Set problem: Locate the string "content" in the records below. Copy every line where it occurs.

[Start of Task inputs]

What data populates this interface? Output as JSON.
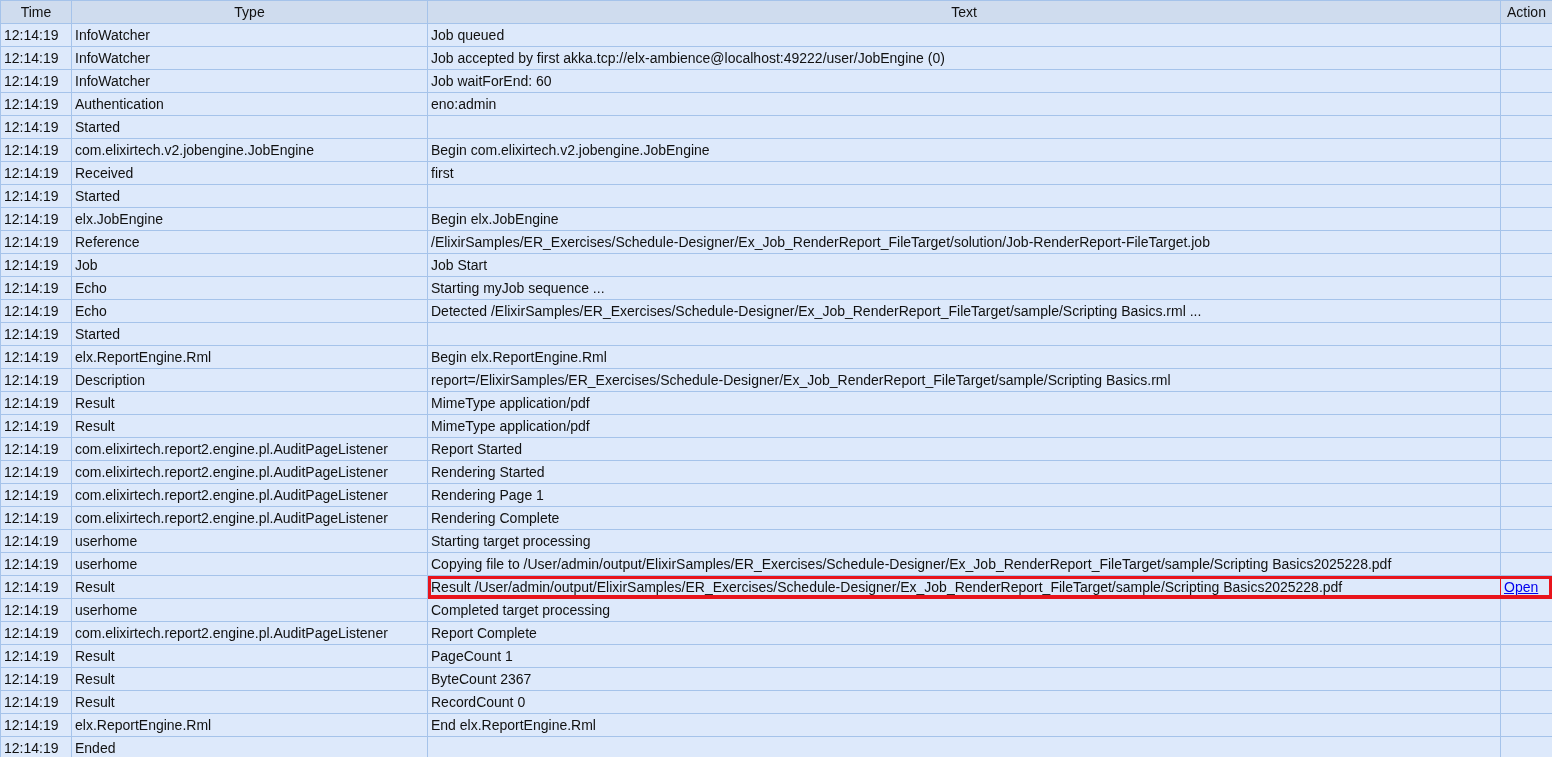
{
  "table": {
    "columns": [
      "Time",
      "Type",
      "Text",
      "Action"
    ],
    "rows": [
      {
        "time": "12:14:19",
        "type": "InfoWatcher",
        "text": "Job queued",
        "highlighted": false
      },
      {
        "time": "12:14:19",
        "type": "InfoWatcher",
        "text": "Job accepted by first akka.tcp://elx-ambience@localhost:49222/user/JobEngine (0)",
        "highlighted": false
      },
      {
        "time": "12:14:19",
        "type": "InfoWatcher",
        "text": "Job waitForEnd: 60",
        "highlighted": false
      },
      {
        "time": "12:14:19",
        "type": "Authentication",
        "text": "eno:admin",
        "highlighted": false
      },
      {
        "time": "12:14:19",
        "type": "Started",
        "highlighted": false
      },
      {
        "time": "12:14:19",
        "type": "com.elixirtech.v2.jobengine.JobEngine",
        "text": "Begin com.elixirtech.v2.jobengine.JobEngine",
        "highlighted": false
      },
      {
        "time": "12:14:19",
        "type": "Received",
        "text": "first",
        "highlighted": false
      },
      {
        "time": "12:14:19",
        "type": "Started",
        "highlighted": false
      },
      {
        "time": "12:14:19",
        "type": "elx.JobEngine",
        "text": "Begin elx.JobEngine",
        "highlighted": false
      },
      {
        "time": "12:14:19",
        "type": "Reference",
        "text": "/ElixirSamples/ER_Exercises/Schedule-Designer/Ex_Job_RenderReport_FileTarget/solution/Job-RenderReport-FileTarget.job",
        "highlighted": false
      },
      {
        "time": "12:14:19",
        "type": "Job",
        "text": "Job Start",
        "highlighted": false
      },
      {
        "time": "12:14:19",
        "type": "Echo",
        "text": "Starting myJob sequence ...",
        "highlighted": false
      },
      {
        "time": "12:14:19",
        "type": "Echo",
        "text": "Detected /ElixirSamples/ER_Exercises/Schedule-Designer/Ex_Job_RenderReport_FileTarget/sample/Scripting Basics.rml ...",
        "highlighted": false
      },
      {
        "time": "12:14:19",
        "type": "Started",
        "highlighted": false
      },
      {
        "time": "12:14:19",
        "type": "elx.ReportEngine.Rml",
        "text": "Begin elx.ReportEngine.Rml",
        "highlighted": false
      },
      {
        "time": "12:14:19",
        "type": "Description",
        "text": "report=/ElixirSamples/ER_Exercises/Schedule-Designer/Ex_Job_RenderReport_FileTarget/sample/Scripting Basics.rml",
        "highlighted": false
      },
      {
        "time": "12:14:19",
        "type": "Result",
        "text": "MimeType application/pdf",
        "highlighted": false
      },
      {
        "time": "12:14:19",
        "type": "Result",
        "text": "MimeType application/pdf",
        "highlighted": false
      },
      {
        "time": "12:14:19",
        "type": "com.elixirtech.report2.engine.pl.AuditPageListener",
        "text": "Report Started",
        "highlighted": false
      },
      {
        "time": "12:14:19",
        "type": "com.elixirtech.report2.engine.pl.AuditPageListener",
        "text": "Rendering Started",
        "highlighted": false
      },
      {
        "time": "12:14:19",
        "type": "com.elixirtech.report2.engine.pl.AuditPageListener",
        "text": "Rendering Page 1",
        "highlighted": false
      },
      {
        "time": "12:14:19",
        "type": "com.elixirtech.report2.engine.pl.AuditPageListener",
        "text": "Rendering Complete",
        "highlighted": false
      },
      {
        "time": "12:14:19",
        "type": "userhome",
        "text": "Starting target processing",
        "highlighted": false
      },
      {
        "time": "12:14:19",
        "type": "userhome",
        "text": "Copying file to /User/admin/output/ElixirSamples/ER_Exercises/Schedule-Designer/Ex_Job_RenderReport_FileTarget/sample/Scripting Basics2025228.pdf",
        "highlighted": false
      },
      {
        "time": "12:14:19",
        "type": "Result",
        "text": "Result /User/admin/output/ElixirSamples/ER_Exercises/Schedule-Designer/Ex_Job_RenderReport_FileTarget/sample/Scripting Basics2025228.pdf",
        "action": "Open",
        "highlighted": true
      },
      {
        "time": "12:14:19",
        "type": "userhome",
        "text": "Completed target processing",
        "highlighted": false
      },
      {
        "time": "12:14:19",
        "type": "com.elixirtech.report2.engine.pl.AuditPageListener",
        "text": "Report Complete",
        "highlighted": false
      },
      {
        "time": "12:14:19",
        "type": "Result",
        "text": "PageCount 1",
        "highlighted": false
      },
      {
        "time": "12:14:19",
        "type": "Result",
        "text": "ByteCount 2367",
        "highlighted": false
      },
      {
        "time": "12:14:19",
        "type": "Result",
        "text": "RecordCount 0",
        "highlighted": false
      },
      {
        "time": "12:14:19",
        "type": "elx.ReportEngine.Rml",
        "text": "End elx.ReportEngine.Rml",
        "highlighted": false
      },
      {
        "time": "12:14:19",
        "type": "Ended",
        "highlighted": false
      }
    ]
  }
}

[End of Task inputs]
[Start of Task inputs]

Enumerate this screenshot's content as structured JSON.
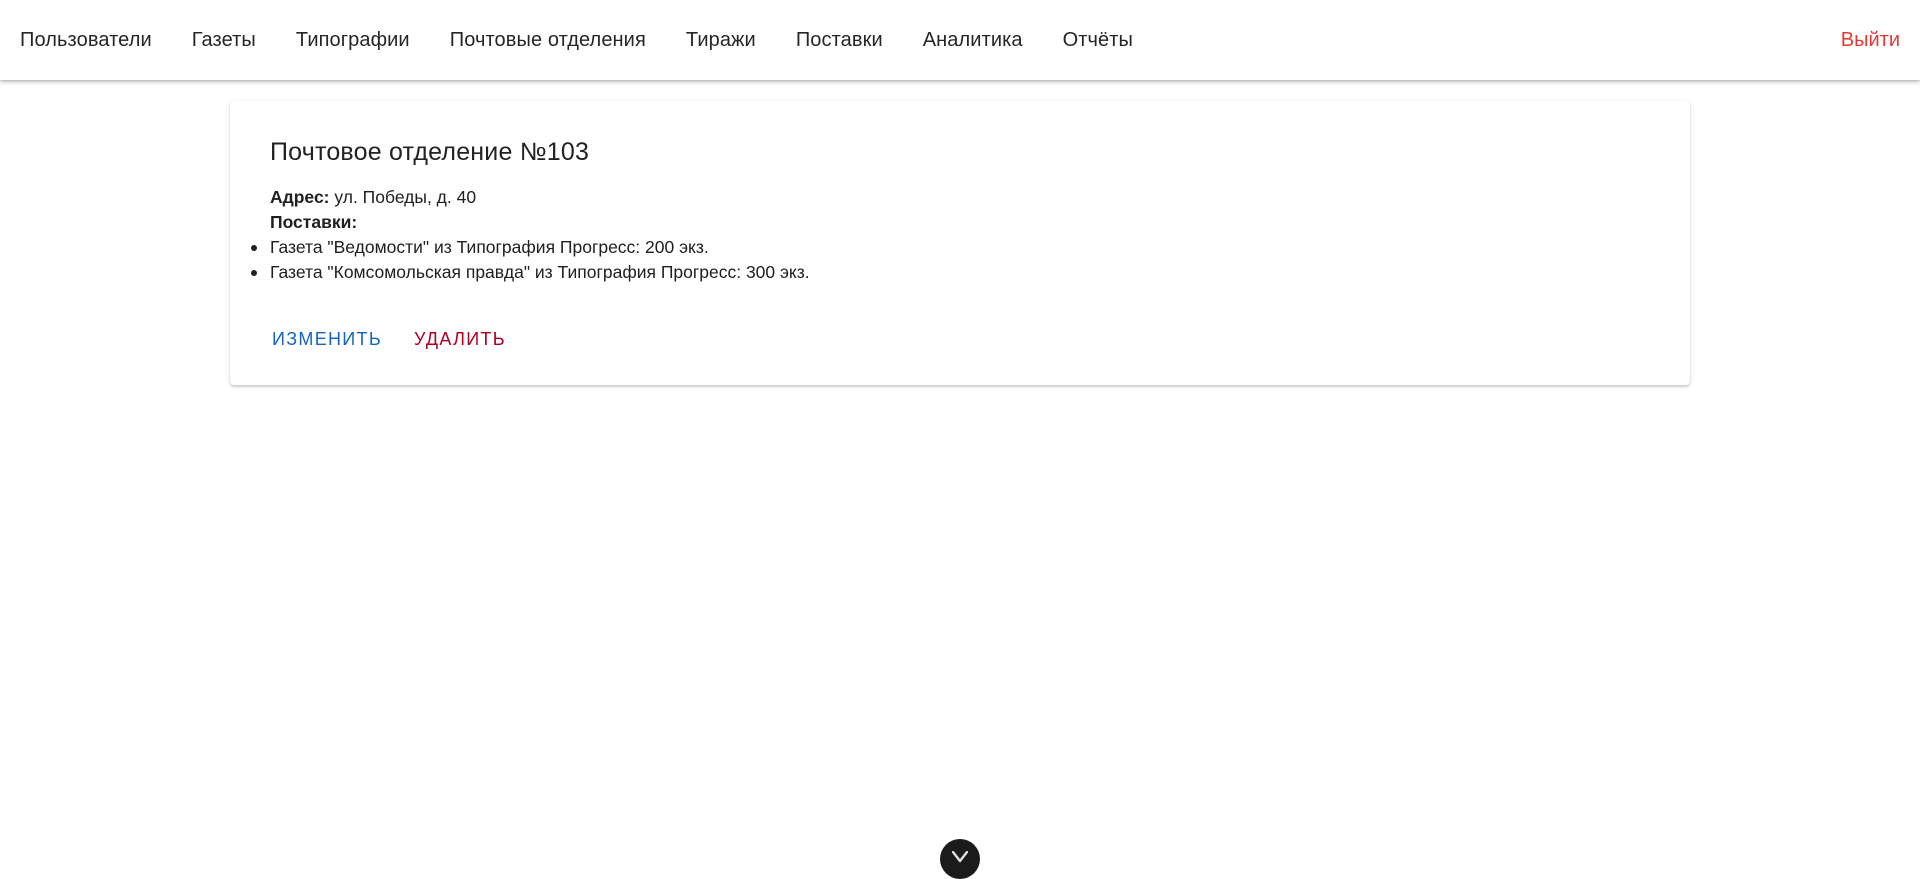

[End of Task inputs]
[Start of Task inputs]

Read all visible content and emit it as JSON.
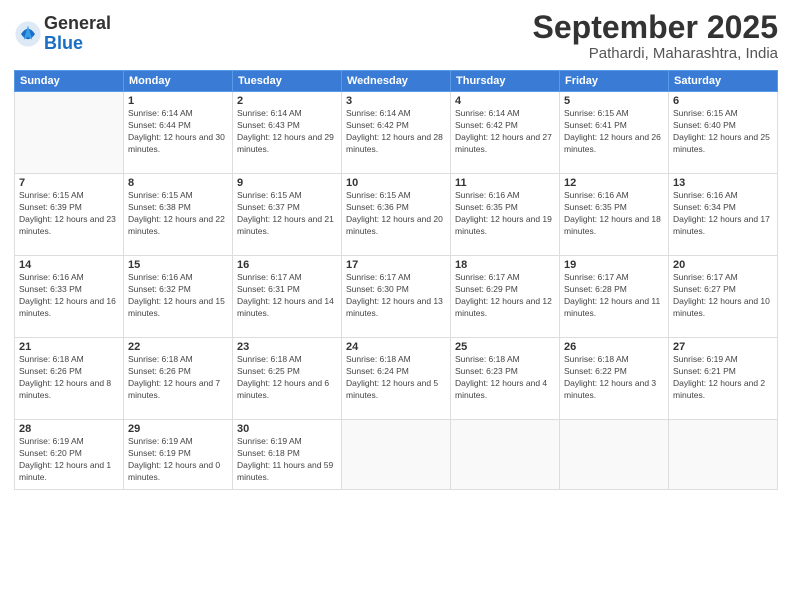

[End of Task inputs]

Task solution:
Enumerate this screenshot's content as structured JSON.
Read all visible content and emit it as JSON.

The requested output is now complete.